BEGIN

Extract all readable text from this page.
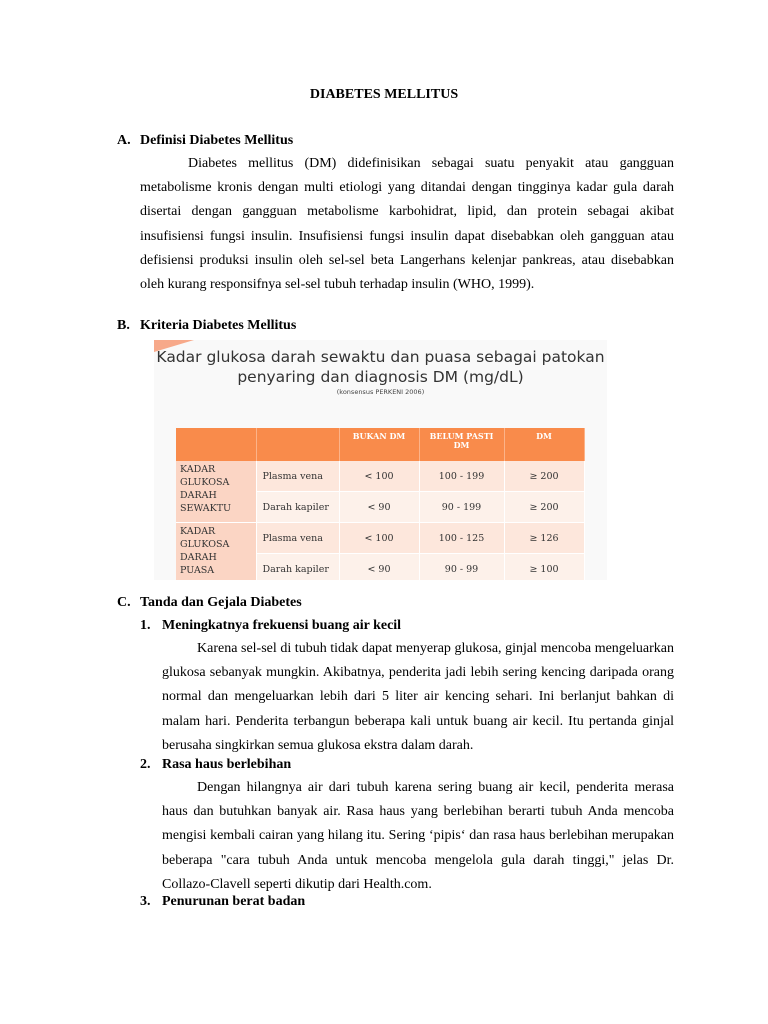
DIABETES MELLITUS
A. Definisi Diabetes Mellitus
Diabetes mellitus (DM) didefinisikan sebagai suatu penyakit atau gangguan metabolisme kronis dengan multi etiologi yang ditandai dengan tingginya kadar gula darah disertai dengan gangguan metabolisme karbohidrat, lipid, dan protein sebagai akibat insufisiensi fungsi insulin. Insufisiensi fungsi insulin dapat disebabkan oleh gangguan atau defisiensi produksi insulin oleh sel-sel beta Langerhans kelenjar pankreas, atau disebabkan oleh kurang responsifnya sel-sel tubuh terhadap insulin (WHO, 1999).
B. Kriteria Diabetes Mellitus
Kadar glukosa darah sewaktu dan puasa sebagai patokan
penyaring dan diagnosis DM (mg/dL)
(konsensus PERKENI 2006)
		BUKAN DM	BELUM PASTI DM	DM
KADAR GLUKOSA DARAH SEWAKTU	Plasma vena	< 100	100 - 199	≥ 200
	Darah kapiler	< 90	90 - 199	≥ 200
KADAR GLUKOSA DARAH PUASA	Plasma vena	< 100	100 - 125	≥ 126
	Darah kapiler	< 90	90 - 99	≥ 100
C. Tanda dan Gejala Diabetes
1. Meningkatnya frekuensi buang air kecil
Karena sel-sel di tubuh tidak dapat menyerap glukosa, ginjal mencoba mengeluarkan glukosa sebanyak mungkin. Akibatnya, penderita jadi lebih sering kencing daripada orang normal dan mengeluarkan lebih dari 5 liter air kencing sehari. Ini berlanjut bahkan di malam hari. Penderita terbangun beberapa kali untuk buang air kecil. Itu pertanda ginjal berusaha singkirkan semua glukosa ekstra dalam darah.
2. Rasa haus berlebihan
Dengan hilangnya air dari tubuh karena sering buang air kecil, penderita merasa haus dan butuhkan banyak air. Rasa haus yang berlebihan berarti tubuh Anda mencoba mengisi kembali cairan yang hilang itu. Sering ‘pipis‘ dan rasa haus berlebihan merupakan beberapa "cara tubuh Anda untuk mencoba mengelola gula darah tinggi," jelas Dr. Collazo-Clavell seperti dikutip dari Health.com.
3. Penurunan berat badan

END
BEGIN

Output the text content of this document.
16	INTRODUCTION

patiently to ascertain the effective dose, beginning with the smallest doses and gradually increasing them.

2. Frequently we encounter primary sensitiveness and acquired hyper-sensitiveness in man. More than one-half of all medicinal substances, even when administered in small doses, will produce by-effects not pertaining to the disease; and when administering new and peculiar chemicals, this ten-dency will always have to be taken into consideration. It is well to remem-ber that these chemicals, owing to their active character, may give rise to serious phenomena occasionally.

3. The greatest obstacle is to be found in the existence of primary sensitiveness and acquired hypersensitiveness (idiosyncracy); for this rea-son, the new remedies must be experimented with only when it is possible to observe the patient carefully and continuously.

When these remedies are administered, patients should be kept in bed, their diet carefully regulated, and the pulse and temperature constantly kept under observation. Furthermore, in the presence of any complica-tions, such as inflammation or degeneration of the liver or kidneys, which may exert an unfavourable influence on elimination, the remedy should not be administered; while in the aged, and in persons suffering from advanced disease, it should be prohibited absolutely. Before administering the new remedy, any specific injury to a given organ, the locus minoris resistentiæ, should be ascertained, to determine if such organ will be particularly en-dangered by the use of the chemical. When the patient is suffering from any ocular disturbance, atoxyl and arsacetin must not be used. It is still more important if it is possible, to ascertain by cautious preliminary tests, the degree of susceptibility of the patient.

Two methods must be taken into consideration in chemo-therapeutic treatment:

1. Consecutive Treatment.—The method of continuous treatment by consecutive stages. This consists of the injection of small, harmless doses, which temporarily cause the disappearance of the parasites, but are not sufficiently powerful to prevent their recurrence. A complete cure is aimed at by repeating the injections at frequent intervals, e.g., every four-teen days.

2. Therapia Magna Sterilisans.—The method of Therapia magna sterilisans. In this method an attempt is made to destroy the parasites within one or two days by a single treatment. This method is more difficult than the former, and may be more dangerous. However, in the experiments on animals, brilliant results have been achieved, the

END
BEGIN

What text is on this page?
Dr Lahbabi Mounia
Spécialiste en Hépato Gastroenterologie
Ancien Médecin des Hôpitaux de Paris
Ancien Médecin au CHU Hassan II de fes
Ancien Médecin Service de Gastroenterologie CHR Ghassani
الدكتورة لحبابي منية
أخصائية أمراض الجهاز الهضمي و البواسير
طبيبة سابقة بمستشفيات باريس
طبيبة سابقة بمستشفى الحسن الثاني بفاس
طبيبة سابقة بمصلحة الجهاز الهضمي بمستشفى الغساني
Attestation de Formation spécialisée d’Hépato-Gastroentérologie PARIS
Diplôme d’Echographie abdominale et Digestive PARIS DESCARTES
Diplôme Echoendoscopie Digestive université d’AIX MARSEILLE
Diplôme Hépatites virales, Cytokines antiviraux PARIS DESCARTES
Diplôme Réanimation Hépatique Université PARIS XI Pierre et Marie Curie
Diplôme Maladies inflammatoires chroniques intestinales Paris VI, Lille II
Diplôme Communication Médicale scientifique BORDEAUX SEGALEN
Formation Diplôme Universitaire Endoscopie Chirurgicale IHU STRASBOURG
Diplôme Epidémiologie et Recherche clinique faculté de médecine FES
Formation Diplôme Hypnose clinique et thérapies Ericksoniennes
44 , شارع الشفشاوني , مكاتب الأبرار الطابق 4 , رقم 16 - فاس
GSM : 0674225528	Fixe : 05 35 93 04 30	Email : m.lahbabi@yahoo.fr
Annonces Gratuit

END

== INSTRUCTIONS FOR THE TASK ==
Whenever a line in the listing above includes the word "taken", return that line.

== SOLUTION FOR THIS TASK ==
2. Frequently we encounter primary sensitiveness and acquired hyper-sensitiveness in man. More than one-half of all medicinal substances, even when administered in small doses, will produce by-effects not pertaining to the disease; and when administering new and peculiar chemicals, this ten-dency will always have to be taken into consideration. It is well to remem-ber that these chemicals, owing to their active character, may give rise to serious phenomena occasionally.
Two methods must be taken into consideration in chemo-therapeutic treatment:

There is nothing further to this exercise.